Could every line of the data be printed exactly as it reads?

+===+

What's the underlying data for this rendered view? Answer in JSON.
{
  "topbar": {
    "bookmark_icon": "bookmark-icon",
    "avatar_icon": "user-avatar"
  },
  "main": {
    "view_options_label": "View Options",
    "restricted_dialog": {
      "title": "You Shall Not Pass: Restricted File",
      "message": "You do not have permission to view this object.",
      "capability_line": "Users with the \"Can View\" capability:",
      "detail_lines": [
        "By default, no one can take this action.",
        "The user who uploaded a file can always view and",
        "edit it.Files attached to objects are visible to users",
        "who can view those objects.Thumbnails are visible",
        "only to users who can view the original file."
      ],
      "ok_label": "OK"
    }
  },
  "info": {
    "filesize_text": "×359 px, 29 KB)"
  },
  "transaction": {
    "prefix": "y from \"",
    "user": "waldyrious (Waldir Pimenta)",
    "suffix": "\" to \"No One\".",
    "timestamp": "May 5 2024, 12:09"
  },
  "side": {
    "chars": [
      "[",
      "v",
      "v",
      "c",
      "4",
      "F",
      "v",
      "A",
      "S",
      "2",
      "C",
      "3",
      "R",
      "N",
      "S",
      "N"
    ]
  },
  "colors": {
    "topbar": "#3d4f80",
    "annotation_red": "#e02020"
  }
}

+===+

● Correct response
What's the underlying data for this rendered view? Answer in JSON.
{
  "topbar": {
    "bookmark_icon": "bookmark-icon",
    "avatar_icon": "user-avatar"
  },
  "main": {
    "view_options_label": "View Options",
    "restricted_dialog": {
      "title": "You Shall Not Pass: Restricted File",
      "message": "You do not have permission to view this object.",
      "capability_line": "Users with the \"Can View\" capability:",
      "detail_lines": [
        "By default, no one can take this action.",
        "The user who uploaded a file can always view and",
        "edit it.Files attached to objects are visible to users",
        "who can view those objects.Thumbnails are visible",
        "only to users who can view the original file."
      ],
      "ok_label": "OK"
    }
  },
  "info": {
    "filesize_text": "×359 px, 29 KB)"
  },
  "transaction": {
    "prefix": "y from \"",
    "user": "waldyrious (Waldir Pimenta)",
    "suffix": "\" to \"No One\".",
    "timestamp": "May 5 2024, 12:09"
  },
  "side": {
    "chars": [
      "[",
      "v",
      "v",
      "c",
      "4",
      "F",
      "v",
      "A",
      "S",
      "2",
      "C",
      "3",
      "R",
      "N",
      "S",
      "N"
    ]
  },
  "colors": {
    "topbar": "#3d4f80",
    "annotation_red": "#e02020"
  }
}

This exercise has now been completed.